Problem description:
Copy all lines below exactly as written. Leave pictures out.

-- start Data shown --

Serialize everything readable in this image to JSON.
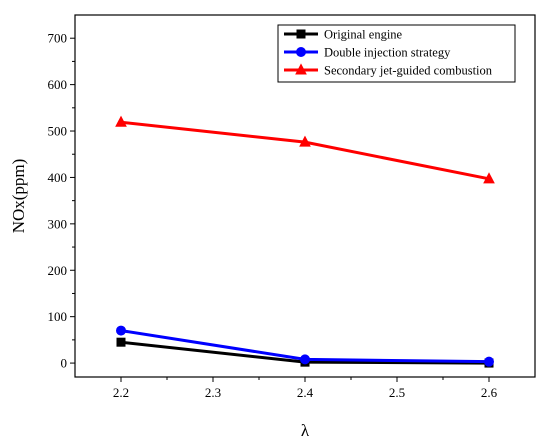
{
  "chart_data": {
    "type": "line",
    "title": "",
    "xlabel": "λ",
    "ylabel": "NOx(ppm)",
    "xlim": [
      2.15,
      2.65
    ],
    "ylim": [
      -30,
      750
    ],
    "xticks": [
      2.2,
      2.3,
      2.4,
      2.5,
      2.6
    ],
    "xtick_labels": [
      "2.2",
      "2.3",
      "2.4",
      "2.5",
      "2.6"
    ],
    "yticks": [
      0,
      100,
      200,
      300,
      400,
      500,
      600,
      700
    ],
    "ytick_labels": [
      "0",
      "100",
      "200",
      "300",
      "400",
      "500",
      "600",
      "700"
    ],
    "grid": false,
    "legend_position": "top-right",
    "x": [
      2.2,
      2.4,
      2.6
    ],
    "series": [
      {
        "name": "Original engine",
        "values": [
          45,
          2,
          0
        ],
        "color": "#000000",
        "marker": "square"
      },
      {
        "name": "Double injection strategy",
        "values": [
          70,
          8,
          3
        ],
        "color": "#0000ff",
        "marker": "circle"
      },
      {
        "name": "Secondary jet-guided combustion",
        "values": [
          519,
          476,
          397
        ],
        "color": "#ff0000",
        "marker": "triangle"
      }
    ]
  }
}
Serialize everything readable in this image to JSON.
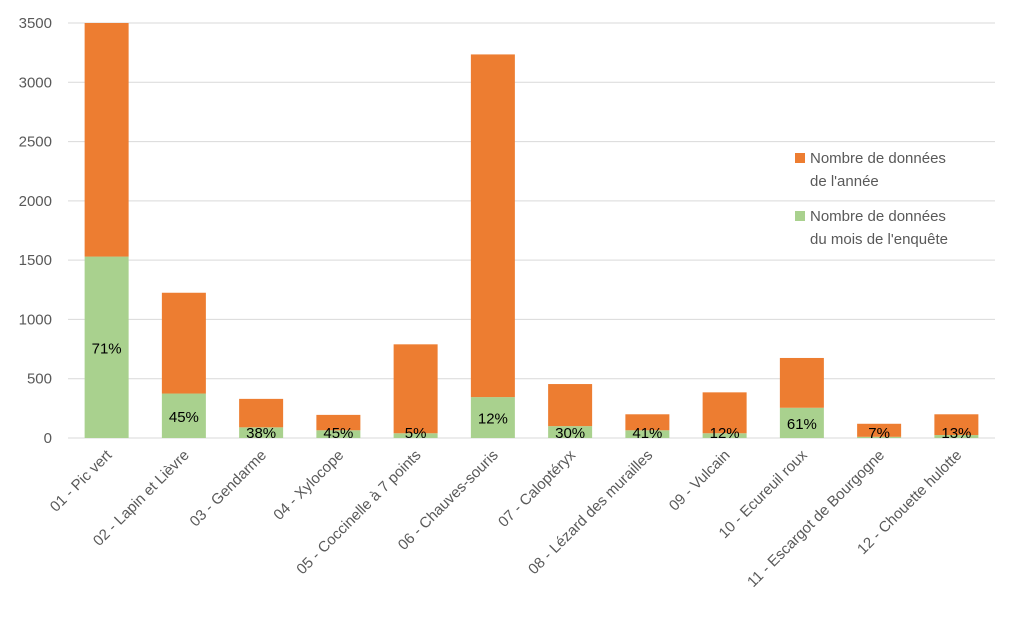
{
  "chart_data": {
    "type": "bar",
    "stacked": true,
    "categories": [
      "01 - Pic vert",
      "02 - Lapin et Lièvre",
      "03 - Gendarme",
      "04 - Xylocope",
      "05 - Coccinelle à 7 points",
      "06 - Chauves-souris",
      "07 - Caloptéryx",
      "08 - Lézard des murailles",
      "09 - Vulcain",
      "10 - Ecureuil roux",
      "11 - Escargot de Bourgogne",
      "12 - Chouette hulotte"
    ],
    "series": [
      {
        "name": "Nombre de données du mois de l'enquête",
        "legend_lines": [
          "Nombre de données",
          "du mois de l'enquête"
        ],
        "color": "#a9d18e",
        "values": [
          1530,
          375,
          90,
          65,
          40,
          345,
          100,
          65,
          40,
          255,
          10,
          25
        ]
      },
      {
        "name": "Nombre de données de l'année",
        "legend_lines": [
          "Nombre de données",
          "de l'année"
        ],
        "color": "#ed7d31",
        "values": [
          1970,
          850,
          240,
          130,
          750,
          2890,
          355,
          135,
          345,
          420,
          110,
          175
        ]
      }
    ],
    "data_labels": [
      "71%",
      "45%",
      "38%",
      "45%",
      "5%",
      "12%",
      "30%",
      "41%",
      "12%",
      "61%",
      "7%",
      "13%"
    ],
    "y_ticks": [
      "0",
      "500",
      "1000",
      "1500",
      "2000",
      "2500",
      "3000",
      "3500"
    ],
    "ylim": [
      0,
      3500
    ],
    "grid": true,
    "legend_position": "right"
  }
}
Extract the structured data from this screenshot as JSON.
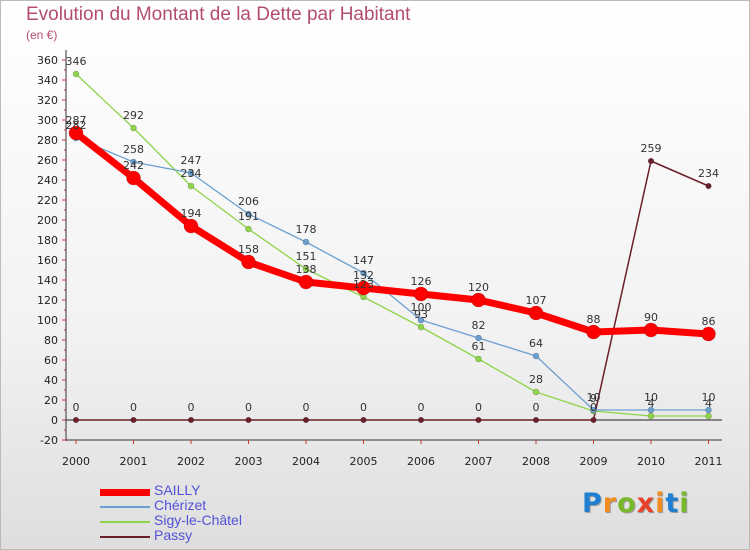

-- end Data shown --

Response for this exercise:
Serialize everything readable in this image to JSON.
{
  "chart_data": {
    "type": "line",
    "title": "",
    "xlabel": "λ",
    "ylabel": "NOx(ppm)",
    "xlim": [
      2.15,
      2.65
    ],
    "ylim": [
      -30,
      750
    ],
    "xticks": [
      2.2,
      2.3,
      2.4,
      2.5,
      2.6
    ],
    "xtick_labels": [
      "2.2",
      "2.3",
      "2.4",
      "2.5",
      "2.6"
    ],
    "yticks": [
      0,
      100,
      200,
      300,
      400,
      500,
      600,
      700
    ],
    "ytick_labels": [
      "0",
      "100",
      "200",
      "300",
      "400",
      "500",
      "600",
      "700"
    ],
    "grid": false,
    "legend_position": "top-right",
    "x": [
      2.2,
      2.4,
      2.6
    ],
    "series": [
      {
        "name": "Original engine",
        "values": [
          45,
          2,
          0
        ],
        "color": "#000000",
        "marker": "square"
      },
      {
        "name": "Double injection strategy",
        "values": [
          70,
          8,
          3
        ],
        "color": "#0000ff",
        "marker": "circle"
      },
      {
        "name": "Secondary jet-guided combustion",
        "values": [
          519,
          476,
          397
        ],
        "color": "#ff0000",
        "marker": "triangle"
      }
    ]
  }
}
Serialize everything readable in this image to JSON.
{
  "chart_data": {
    "type": "bar",
    "stacked": true,
    "categories": [
      "01 - Pic vert",
      "02 - Lapin et Lièvre",
      "03 - Gendarme",
      "04 - Xylocope",
      "05 - Coccinelle à 7 points",
      "06 - Chauves-souris",
      "07 - Caloptéryx",
      "08 - Lézard des murailles",
      "09 - Vulcain",
      "10 - Ecureuil roux",
      "11 - Escargot de Bourgogne",
      "12 - Chouette hulotte"
    ],
    "series": [
      {
        "name": "Nombre de données du mois de l'enquête",
        "legend_lines": [
          "Nombre de données",
          "du mois de l'enquête"
        ],
        "color": "#a9d18e",
        "values": [
          1530,
          375,
          90,
          65,
          40,
          345,
          100,
          65,
          40,
          255,
          10,
          25
        ]
      },
      {
        "name": "Nombre de données de l'année",
        "legend_lines": [
          "Nombre de données",
          "de l'année"
        ],
        "color": "#ed7d31",
        "values": [
          1970,
          850,
          240,
          130,
          750,
          2890,
          355,
          135,
          345,
          420,
          110,
          175
        ]
      }
    ],
    "data_labels": [
      "71%",
      "45%",
      "38%",
      "45%",
      "5%",
      "12%",
      "30%",
      "41%",
      "12%",
      "61%",
      "7%",
      "13%"
    ],
    "y_ticks": [
      "0",
      "500",
      "1000",
      "1500",
      "2000",
      "2500",
      "3000",
      "3500"
    ],
    "ylim": [
      0,
      3500
    ],
    "grid": true,
    "legend_position": "right"
  }
}
Extract the structured data from this screenshot as JSON.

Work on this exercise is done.